[Stored data entries]
------

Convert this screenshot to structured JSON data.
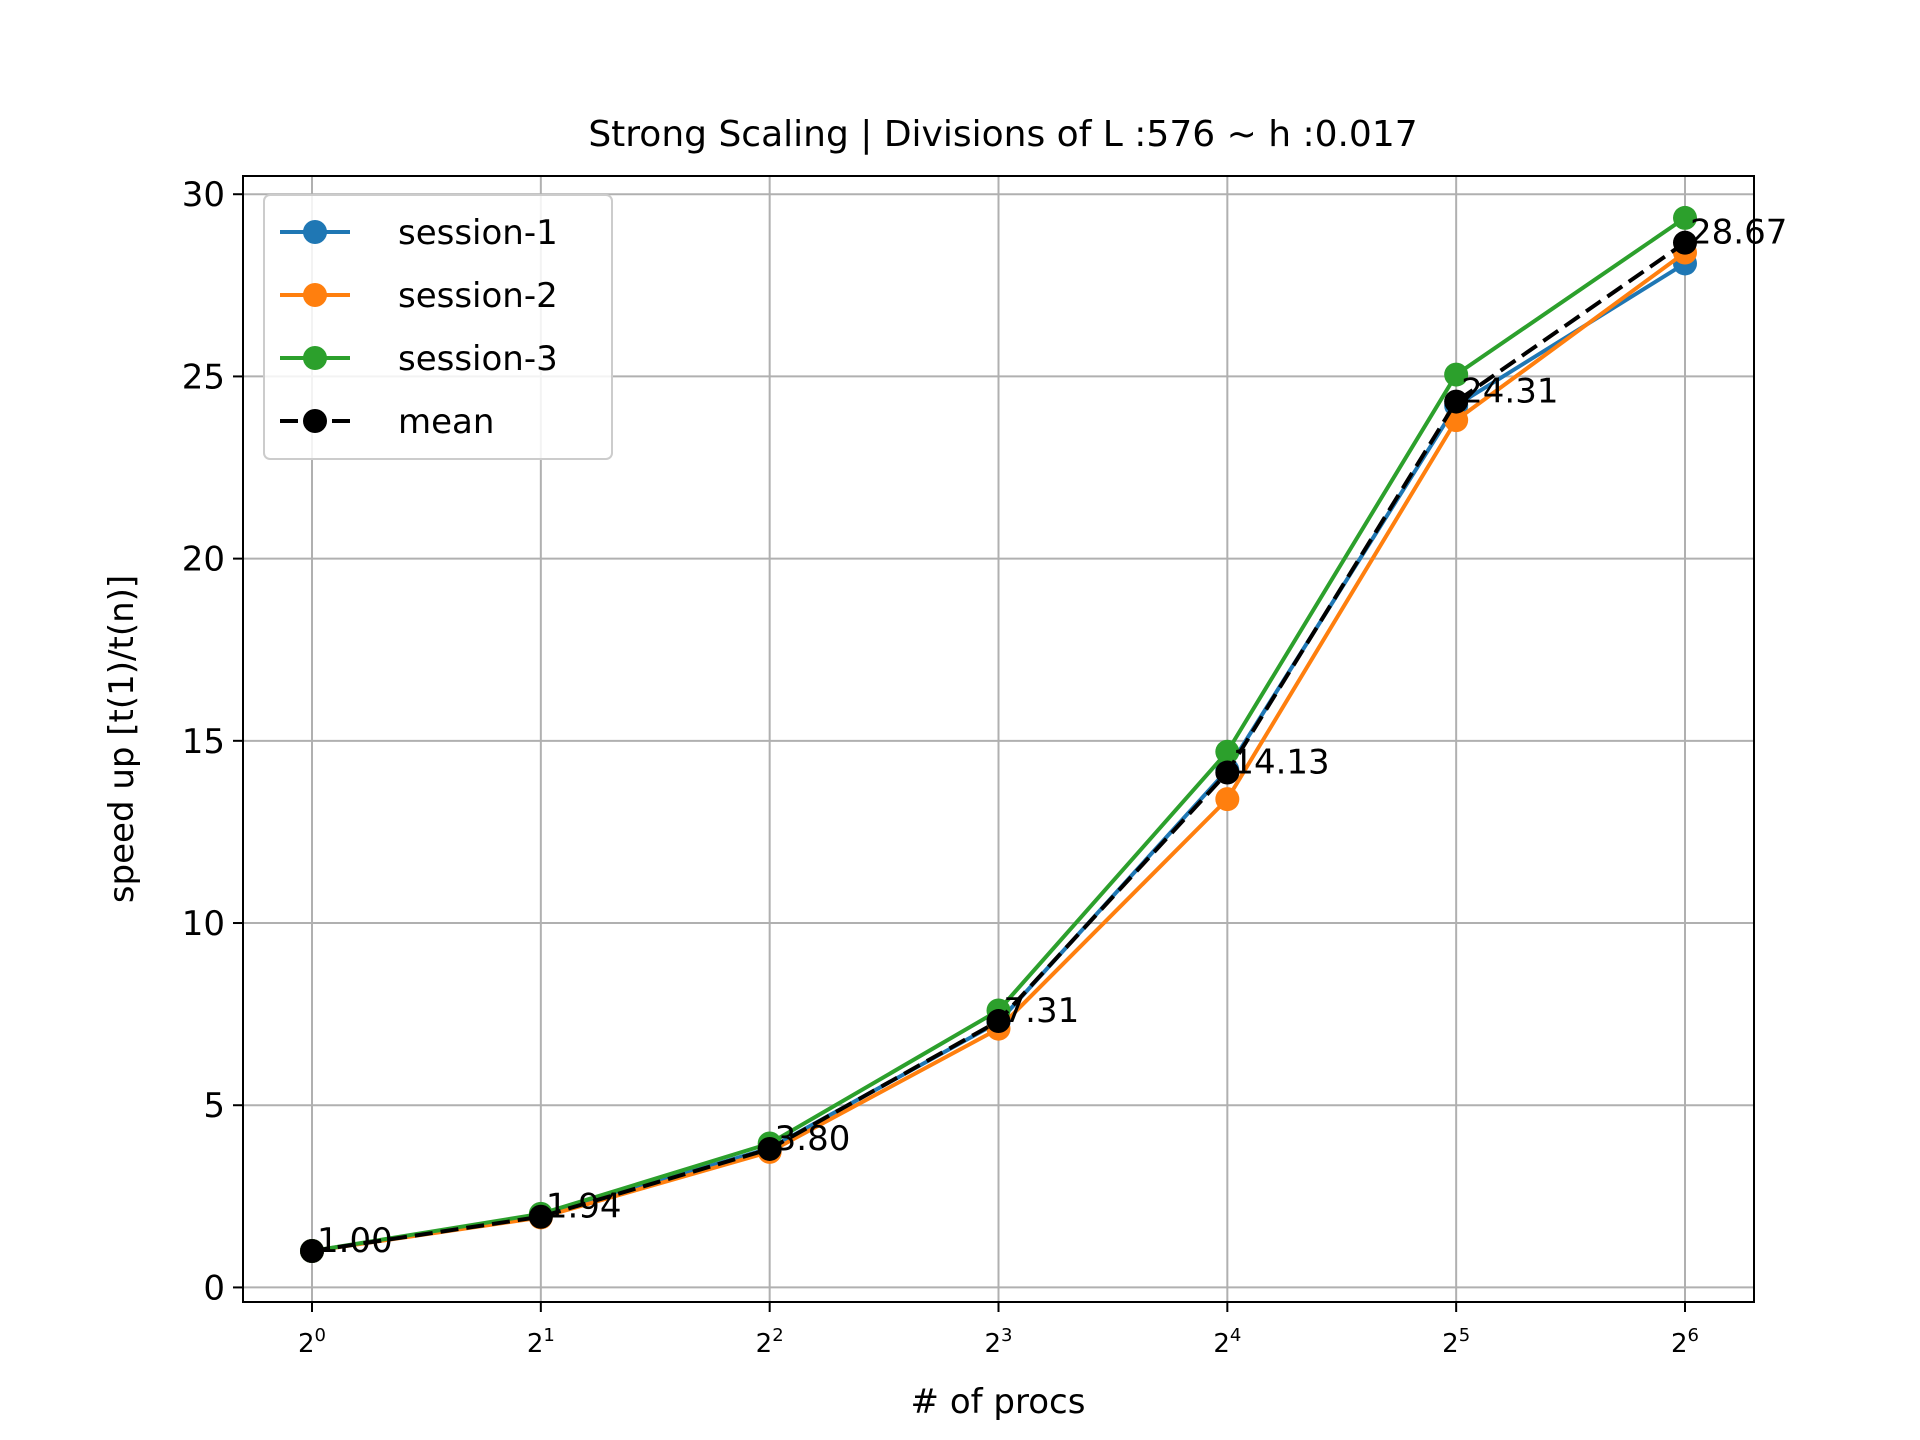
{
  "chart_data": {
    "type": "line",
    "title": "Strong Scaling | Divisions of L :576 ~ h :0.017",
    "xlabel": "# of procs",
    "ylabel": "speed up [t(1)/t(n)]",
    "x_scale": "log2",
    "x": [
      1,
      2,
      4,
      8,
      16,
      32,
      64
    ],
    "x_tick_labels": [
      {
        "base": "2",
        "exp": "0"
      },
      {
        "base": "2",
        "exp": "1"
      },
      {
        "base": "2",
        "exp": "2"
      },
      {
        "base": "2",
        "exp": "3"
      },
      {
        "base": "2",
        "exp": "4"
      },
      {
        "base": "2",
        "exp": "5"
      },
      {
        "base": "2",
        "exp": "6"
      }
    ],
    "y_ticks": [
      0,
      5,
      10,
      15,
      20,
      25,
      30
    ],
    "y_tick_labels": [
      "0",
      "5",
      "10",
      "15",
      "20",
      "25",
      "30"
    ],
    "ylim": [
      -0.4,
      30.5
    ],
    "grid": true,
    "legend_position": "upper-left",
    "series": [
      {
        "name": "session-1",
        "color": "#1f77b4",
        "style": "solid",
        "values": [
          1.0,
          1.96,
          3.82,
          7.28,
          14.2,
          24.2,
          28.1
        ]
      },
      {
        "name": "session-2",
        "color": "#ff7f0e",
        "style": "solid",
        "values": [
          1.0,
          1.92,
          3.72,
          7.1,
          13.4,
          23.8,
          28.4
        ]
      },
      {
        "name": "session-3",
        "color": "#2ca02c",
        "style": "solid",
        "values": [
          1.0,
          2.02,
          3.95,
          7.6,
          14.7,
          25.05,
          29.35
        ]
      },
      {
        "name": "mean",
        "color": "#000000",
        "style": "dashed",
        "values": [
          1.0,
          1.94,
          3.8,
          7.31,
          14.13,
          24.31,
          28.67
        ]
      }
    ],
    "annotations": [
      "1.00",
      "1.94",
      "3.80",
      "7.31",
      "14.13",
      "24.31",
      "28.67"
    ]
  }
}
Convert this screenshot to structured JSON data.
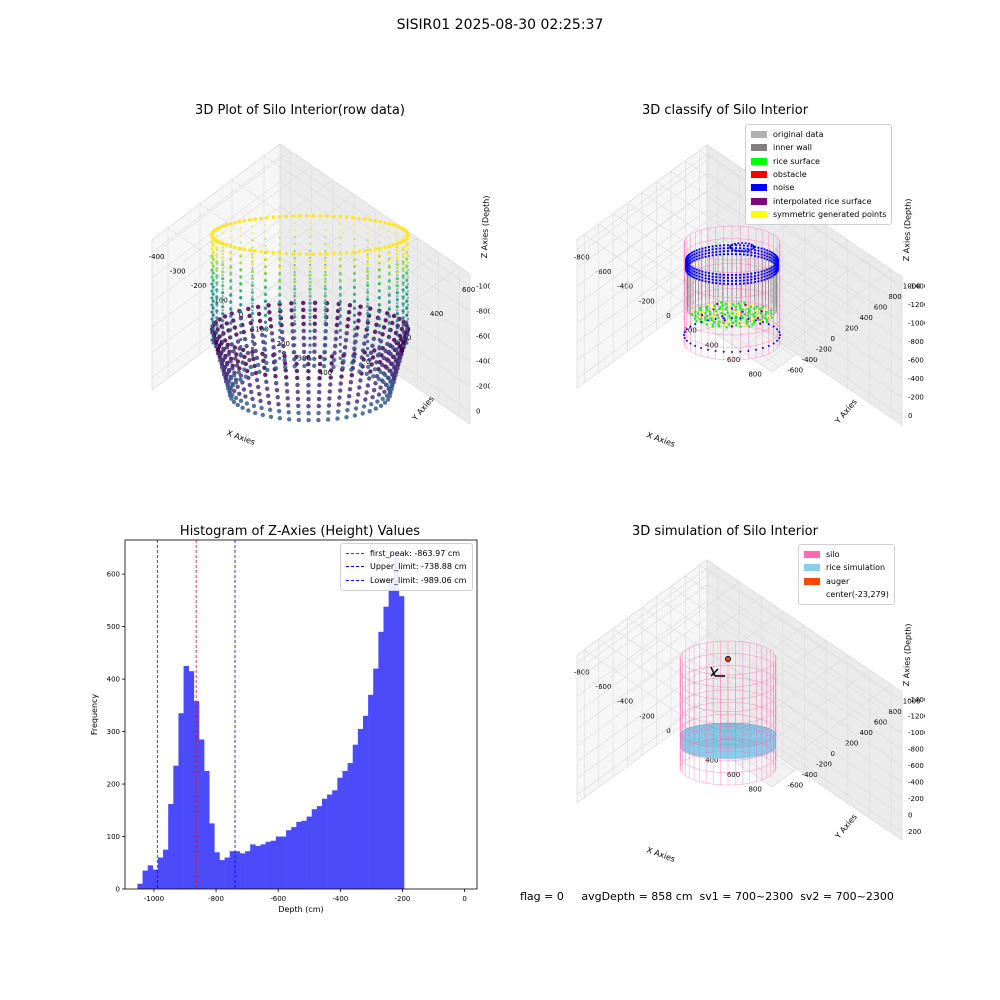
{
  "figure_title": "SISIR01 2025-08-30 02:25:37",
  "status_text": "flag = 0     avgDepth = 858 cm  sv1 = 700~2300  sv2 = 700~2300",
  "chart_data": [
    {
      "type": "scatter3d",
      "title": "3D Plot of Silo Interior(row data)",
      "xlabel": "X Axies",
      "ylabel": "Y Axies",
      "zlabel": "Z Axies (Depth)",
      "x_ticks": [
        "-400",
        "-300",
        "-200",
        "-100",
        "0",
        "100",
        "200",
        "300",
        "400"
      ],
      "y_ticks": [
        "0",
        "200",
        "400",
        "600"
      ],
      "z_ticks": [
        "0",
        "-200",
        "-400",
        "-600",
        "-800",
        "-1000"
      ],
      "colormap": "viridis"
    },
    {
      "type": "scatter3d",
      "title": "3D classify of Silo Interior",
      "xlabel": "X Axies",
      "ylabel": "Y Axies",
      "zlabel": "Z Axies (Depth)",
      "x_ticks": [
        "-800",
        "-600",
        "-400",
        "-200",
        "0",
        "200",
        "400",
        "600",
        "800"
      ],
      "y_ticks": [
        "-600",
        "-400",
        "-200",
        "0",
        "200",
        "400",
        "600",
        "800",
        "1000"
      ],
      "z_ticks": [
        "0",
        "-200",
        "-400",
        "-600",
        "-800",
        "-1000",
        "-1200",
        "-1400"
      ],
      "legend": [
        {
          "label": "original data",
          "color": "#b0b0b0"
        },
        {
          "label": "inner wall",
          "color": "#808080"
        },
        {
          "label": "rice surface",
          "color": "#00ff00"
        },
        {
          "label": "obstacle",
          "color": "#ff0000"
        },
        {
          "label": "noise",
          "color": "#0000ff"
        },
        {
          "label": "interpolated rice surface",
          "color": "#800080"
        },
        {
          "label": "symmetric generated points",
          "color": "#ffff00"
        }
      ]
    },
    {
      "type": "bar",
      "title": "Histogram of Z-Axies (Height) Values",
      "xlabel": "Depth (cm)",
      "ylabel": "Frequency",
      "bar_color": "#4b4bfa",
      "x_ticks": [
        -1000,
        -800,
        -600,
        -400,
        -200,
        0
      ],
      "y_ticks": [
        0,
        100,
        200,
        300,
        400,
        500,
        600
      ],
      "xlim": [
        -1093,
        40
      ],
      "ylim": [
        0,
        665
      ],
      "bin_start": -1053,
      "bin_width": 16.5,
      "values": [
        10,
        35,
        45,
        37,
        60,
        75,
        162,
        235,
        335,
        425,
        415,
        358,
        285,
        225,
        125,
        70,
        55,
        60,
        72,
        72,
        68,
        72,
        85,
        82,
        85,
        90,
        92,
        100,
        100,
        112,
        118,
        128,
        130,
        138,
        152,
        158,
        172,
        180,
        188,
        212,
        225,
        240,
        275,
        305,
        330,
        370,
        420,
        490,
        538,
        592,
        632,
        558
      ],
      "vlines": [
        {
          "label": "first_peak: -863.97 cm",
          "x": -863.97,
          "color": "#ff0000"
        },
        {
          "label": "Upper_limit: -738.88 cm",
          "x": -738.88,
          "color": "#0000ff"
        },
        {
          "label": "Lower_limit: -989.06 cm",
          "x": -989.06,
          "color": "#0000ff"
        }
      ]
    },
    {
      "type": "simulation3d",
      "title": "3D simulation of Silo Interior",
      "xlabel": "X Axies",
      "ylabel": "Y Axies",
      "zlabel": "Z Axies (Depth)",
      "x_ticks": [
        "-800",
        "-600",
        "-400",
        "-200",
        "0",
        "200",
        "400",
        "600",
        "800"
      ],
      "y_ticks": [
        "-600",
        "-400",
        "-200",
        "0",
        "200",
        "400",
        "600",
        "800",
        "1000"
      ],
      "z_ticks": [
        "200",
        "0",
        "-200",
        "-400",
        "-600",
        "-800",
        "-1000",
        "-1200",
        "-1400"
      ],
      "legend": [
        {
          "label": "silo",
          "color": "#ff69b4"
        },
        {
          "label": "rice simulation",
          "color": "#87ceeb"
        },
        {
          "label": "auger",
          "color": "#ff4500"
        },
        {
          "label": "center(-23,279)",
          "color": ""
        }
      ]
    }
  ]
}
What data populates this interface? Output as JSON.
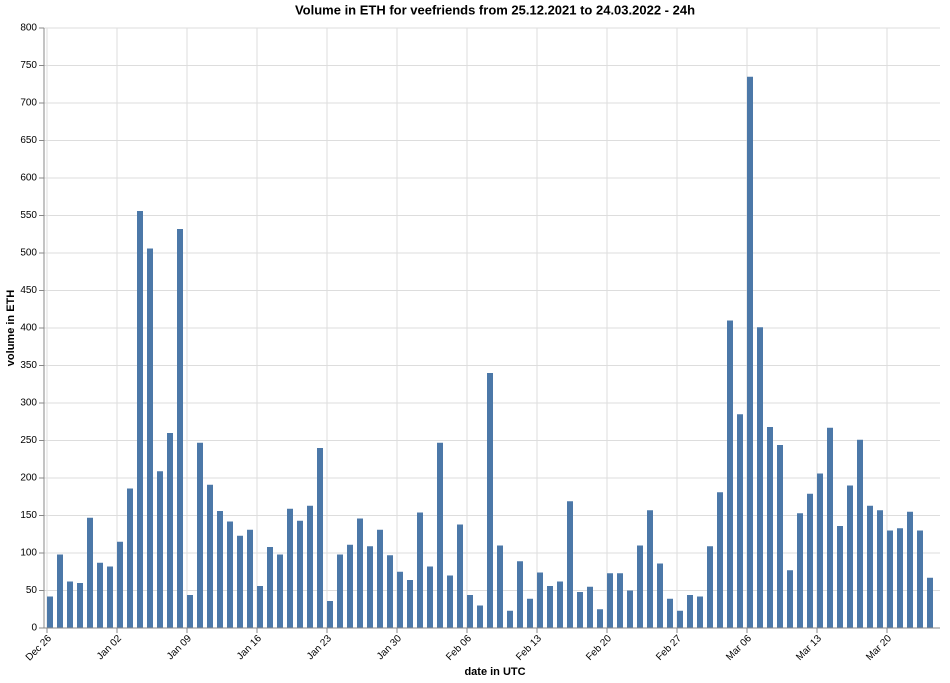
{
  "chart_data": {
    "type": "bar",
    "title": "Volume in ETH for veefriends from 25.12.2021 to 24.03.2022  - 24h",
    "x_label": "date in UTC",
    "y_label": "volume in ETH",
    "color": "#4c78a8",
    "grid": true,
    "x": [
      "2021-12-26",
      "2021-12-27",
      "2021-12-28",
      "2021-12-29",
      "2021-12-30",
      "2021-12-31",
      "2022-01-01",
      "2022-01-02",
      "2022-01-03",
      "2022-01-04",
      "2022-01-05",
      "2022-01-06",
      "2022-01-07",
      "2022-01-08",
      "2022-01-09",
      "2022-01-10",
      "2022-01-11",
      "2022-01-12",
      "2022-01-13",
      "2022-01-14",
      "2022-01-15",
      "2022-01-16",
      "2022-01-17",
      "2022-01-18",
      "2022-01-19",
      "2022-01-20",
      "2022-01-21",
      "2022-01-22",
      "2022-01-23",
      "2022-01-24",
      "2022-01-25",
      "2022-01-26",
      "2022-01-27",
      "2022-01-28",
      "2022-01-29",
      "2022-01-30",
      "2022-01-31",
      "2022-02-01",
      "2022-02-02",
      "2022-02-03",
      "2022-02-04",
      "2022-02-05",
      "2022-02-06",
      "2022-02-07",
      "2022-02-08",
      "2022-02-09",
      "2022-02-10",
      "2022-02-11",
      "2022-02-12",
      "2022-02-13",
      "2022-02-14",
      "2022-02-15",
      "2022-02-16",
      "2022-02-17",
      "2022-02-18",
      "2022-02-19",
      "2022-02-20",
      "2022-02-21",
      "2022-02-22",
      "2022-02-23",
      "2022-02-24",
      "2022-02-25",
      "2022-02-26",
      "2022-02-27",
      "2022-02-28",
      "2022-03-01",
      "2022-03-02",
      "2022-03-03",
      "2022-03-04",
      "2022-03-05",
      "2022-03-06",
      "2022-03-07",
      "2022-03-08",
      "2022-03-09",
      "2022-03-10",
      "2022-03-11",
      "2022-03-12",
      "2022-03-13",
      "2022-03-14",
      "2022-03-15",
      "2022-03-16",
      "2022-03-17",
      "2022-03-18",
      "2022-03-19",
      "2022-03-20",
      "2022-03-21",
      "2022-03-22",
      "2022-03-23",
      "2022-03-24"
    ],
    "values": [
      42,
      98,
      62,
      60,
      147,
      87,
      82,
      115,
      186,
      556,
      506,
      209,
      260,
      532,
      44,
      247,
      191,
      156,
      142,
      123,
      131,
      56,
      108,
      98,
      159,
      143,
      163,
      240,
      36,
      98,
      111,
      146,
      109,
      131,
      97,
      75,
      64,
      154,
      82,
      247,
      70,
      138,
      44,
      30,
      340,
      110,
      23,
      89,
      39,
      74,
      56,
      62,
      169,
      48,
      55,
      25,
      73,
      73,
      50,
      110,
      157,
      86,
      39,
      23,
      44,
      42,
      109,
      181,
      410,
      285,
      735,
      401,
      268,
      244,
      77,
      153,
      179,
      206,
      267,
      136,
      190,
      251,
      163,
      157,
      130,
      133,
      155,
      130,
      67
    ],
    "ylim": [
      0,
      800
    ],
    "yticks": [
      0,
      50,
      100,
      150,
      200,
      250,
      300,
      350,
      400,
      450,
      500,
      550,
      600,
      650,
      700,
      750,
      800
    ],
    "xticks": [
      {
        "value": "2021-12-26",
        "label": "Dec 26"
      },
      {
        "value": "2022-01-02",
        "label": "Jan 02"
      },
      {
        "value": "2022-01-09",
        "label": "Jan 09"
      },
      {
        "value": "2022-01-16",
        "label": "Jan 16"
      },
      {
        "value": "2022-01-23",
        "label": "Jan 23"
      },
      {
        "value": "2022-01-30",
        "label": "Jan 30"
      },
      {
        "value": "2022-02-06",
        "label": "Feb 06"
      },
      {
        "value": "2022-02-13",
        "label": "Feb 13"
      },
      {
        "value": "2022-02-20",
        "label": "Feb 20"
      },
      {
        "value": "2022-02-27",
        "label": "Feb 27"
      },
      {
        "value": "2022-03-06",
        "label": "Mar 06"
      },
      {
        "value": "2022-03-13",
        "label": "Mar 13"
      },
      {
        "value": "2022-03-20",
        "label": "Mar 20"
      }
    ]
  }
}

------

-- What is expected --
The word "session" may appear on some lines. Report how many lines hold it, giving the number alone.

-- Task answer --
3